Text segment:
....

Nobel laureate Muhammad Yunus based the Grameen Bank of Bangladesh on a belief that people are fundamentally honest. He often states that it’s not people who aren’t credit-worthy – it’s banks that aren’t people-worthy. The aim of the bank is lend money to impoverished people so that they can create a better life for themselves. “Poverty does not belong in a civilized human society. It belongs in museums” declared Dr Yunus at the first World Micro-Credit Summit in 1997.

Yunus believes that every human being has unlimited potential. The policies and procedures of the Grameen Bank aim to develop that potential, particularly the quality of honesty. The bank requires no security against a loan, but employs a range of mechanisms to encourage repayment. Borrowers organise themselves into groups, payments are made in small weekly amounts and meetings take place under a village tree. The borrowers are shareholders in the bank. As a result, there is an extraordinarily low default rate - less than 1%.

....

Exercise details: In the passage on the Grameen Bank, what default rate does the bank have?

....

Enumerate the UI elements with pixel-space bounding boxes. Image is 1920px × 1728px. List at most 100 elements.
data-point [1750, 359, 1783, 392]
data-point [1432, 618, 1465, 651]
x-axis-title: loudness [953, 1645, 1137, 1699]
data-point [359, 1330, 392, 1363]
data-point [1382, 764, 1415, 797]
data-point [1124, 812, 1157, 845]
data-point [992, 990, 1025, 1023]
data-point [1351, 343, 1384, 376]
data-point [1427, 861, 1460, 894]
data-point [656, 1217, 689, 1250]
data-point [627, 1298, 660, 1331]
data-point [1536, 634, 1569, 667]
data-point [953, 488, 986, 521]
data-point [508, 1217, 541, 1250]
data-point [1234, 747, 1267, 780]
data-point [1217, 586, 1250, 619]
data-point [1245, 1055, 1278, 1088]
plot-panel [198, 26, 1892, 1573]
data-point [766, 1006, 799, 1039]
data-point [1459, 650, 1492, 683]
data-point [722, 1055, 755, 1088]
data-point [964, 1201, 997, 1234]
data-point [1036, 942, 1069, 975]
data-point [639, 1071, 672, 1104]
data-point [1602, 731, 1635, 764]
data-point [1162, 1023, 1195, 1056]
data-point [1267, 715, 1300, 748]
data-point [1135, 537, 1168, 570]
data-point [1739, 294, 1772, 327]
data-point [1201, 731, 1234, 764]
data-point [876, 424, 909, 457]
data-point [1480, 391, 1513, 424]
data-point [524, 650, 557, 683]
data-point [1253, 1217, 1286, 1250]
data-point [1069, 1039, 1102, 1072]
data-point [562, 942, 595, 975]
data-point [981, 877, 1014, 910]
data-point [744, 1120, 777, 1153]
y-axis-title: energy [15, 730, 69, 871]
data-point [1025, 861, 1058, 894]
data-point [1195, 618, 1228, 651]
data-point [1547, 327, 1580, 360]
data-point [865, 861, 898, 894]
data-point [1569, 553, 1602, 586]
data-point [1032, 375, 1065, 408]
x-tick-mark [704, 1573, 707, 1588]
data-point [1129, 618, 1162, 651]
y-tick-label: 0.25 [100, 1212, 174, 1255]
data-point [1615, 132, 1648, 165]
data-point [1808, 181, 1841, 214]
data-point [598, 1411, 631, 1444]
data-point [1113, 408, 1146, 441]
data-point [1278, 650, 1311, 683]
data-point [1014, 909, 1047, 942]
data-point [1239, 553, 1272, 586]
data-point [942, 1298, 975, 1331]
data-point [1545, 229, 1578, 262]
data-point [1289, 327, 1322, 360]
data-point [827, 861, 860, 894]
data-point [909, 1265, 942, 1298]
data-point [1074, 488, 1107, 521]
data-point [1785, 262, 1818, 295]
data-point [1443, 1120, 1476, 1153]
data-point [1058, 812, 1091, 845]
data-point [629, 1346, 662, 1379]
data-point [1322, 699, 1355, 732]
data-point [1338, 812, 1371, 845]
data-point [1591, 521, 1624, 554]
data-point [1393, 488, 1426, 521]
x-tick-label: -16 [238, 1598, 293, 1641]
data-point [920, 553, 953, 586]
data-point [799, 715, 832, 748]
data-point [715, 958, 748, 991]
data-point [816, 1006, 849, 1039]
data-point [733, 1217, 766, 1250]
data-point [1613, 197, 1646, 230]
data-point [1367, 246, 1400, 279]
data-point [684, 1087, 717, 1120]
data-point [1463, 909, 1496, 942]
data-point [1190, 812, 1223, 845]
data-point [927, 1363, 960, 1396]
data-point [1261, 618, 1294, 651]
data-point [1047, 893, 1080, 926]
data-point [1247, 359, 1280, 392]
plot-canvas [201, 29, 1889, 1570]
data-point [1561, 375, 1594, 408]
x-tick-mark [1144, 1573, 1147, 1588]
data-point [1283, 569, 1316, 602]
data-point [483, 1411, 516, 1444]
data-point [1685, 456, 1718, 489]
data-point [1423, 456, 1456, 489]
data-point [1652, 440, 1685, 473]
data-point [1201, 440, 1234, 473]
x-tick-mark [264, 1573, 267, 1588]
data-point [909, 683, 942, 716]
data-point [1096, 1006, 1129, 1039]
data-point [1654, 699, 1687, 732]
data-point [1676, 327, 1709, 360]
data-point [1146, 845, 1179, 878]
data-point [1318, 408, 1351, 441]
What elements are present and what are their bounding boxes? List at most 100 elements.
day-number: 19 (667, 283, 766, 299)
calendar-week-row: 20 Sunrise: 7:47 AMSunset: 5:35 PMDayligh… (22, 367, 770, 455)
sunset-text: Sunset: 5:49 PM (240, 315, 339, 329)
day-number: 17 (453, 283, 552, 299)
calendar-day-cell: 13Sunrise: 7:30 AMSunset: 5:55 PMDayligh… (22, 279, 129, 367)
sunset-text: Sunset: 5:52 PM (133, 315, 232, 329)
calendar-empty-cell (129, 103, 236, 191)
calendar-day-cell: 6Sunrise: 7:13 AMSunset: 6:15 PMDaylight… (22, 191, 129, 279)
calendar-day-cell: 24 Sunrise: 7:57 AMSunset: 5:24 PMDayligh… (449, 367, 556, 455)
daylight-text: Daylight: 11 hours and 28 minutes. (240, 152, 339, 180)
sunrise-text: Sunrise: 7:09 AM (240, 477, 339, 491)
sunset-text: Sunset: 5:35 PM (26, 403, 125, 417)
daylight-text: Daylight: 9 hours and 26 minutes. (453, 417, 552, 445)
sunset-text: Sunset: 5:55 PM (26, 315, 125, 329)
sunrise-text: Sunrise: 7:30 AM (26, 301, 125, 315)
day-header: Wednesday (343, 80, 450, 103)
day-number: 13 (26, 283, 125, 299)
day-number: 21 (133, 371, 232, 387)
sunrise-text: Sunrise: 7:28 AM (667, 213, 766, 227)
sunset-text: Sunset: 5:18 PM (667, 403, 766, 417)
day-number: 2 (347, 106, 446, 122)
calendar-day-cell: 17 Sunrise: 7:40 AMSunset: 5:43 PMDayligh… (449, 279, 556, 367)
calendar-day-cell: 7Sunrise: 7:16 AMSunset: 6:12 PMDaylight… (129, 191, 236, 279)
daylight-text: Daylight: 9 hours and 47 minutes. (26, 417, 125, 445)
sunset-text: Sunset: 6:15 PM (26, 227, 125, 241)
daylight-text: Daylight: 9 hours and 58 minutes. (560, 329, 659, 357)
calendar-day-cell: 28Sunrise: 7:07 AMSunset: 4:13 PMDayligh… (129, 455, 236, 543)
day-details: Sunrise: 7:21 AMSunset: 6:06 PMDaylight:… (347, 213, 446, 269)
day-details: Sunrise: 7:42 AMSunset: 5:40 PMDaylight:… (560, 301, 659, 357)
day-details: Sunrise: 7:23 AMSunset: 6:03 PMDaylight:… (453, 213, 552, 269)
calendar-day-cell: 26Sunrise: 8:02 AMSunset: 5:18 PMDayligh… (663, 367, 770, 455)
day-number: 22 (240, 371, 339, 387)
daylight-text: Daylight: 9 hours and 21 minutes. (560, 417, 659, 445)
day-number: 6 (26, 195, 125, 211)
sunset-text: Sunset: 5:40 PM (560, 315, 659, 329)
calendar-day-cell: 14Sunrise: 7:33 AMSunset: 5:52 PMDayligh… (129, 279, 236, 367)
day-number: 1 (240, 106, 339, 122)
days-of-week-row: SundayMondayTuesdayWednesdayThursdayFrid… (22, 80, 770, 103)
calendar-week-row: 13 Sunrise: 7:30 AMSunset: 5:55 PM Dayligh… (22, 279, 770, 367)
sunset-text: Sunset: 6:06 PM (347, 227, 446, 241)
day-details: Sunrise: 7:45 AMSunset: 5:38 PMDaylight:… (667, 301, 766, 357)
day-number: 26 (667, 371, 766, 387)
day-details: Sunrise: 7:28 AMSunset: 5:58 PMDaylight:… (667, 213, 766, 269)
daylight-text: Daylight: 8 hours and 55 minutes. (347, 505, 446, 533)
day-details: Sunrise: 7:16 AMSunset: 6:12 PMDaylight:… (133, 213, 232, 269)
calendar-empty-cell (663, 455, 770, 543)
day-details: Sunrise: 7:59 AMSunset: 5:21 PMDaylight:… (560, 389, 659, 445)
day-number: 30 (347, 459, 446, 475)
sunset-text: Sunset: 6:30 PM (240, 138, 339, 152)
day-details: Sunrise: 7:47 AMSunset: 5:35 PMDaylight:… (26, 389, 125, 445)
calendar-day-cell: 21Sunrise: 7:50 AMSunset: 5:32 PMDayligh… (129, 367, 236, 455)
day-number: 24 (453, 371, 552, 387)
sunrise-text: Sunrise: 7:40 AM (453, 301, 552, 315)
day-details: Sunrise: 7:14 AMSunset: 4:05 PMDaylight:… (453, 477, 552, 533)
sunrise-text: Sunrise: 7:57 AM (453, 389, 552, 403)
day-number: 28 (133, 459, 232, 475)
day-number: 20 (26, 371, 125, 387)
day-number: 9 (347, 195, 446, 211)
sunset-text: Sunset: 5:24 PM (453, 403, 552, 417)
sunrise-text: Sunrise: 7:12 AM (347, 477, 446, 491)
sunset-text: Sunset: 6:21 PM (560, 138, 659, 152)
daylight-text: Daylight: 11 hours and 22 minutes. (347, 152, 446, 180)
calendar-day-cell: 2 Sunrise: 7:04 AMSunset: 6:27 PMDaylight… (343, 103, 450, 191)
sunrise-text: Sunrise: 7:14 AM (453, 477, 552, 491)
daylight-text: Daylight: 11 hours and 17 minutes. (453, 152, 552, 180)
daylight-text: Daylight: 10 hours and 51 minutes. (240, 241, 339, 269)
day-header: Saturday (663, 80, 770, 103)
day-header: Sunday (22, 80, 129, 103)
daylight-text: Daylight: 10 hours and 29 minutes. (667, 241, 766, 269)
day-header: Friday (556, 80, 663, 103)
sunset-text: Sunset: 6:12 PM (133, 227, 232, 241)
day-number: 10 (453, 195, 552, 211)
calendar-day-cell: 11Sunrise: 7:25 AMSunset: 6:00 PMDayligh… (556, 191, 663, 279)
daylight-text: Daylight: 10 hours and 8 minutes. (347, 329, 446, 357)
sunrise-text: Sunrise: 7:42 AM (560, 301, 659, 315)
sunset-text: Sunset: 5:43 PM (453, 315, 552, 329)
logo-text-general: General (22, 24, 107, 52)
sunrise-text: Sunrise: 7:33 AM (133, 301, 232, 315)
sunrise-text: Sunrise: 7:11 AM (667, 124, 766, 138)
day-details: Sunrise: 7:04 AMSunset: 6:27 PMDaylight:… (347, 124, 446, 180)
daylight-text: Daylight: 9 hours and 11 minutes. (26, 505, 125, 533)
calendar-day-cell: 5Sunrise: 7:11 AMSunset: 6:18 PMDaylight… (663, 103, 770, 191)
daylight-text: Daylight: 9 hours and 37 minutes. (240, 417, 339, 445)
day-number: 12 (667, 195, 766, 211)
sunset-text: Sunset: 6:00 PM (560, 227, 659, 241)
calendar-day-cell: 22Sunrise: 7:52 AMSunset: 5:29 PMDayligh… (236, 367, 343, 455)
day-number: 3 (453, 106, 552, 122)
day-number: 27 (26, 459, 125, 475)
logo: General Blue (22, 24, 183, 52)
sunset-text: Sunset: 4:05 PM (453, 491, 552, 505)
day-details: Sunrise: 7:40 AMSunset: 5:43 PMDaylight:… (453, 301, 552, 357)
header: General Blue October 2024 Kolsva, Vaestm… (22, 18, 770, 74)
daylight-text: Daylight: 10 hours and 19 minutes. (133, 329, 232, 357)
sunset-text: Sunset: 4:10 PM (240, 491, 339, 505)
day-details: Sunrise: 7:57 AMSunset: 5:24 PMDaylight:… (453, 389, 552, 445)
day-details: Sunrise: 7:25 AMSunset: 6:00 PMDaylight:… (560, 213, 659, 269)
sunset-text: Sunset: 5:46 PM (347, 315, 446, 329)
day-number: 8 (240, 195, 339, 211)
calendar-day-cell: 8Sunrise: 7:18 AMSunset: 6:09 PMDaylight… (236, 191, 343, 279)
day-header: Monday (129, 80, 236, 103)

....

Response to this task: Less than 1%.